Look through the lines below and extract any with the word "Targaryen".

Data items
+ + +
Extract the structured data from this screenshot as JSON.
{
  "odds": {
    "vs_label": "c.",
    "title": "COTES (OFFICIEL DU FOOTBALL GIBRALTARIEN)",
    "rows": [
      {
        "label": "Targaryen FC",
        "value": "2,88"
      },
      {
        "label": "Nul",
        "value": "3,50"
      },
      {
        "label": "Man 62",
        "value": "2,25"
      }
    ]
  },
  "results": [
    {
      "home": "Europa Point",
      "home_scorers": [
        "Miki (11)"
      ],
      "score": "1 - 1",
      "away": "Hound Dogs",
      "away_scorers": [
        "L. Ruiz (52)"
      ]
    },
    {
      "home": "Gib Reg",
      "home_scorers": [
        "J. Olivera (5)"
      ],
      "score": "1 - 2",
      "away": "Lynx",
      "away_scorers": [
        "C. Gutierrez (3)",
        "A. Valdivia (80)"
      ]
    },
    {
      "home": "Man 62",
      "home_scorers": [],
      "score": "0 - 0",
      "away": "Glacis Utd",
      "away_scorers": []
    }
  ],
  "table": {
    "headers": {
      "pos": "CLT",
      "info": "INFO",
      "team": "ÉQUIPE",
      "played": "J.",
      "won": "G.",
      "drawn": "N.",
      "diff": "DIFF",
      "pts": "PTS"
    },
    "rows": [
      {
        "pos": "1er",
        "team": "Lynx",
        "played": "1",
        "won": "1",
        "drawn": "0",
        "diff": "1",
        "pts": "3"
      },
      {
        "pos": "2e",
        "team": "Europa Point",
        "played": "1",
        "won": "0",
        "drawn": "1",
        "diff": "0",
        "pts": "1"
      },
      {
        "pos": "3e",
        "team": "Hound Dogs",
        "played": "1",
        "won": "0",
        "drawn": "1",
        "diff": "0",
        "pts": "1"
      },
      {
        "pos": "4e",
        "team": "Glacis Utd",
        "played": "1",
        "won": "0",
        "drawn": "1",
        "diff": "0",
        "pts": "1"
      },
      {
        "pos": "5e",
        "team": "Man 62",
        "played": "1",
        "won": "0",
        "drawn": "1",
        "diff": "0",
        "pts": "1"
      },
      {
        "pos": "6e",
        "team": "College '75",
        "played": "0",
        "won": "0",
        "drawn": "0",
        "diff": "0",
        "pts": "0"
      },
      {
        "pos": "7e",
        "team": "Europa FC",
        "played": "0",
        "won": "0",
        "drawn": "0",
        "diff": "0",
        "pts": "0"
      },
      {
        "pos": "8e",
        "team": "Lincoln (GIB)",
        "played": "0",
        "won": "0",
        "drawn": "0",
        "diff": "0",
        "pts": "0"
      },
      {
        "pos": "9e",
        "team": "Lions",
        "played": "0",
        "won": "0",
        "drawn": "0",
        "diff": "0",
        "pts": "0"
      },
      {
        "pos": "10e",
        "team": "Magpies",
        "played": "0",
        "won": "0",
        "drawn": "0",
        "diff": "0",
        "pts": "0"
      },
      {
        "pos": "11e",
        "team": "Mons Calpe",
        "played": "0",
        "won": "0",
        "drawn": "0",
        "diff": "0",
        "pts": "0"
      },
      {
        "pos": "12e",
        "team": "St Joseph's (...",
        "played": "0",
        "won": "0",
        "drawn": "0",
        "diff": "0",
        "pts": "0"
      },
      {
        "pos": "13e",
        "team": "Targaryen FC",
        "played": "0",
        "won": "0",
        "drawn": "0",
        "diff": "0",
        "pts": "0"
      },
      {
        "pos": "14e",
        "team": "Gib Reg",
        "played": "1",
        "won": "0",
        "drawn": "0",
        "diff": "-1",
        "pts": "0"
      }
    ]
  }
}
+ + +
• Result for this exercise:
        "label": "Targaryen FC",
        "team": "Targaryen FC",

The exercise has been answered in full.